● **Task objective**: Copy every line from the data below in which the string "предпринимательства" can be found.

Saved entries
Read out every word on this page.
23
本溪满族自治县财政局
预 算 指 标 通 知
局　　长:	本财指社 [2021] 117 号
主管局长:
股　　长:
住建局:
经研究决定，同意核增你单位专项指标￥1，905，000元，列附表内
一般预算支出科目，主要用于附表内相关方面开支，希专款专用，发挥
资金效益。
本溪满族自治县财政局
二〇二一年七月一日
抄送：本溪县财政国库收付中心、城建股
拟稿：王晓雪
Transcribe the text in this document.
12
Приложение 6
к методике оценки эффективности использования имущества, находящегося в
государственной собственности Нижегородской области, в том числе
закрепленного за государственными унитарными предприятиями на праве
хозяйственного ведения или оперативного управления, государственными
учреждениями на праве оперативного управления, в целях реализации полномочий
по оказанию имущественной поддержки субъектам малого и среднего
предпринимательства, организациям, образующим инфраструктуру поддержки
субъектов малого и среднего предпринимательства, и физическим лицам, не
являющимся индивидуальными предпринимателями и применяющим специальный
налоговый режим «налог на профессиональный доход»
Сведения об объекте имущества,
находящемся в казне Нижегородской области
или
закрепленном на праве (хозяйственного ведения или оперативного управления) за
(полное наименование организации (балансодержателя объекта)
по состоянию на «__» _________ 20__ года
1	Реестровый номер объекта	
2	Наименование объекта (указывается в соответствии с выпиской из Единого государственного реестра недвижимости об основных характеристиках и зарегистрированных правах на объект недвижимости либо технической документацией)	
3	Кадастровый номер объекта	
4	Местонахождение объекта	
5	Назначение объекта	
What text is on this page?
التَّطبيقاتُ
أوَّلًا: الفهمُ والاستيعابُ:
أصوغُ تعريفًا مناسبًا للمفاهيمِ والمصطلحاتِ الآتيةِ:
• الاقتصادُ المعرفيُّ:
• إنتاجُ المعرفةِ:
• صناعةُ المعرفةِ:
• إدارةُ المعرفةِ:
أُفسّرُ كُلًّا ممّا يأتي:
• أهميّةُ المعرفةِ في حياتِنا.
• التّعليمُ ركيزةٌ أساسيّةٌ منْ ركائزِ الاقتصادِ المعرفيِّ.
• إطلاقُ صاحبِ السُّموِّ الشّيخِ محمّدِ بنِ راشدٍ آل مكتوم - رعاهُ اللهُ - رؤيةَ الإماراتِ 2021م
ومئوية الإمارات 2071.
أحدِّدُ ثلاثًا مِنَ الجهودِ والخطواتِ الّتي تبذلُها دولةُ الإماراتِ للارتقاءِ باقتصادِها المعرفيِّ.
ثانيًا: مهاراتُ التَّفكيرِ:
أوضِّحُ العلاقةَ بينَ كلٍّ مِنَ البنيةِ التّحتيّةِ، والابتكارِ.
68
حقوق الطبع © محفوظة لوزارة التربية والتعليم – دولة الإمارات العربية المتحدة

● **Answer to this task**:
предпринимательства, организациям, образующим инфраструктуру поддержки
субъектов малого и среднего предпринимательства, и физическим лицам, не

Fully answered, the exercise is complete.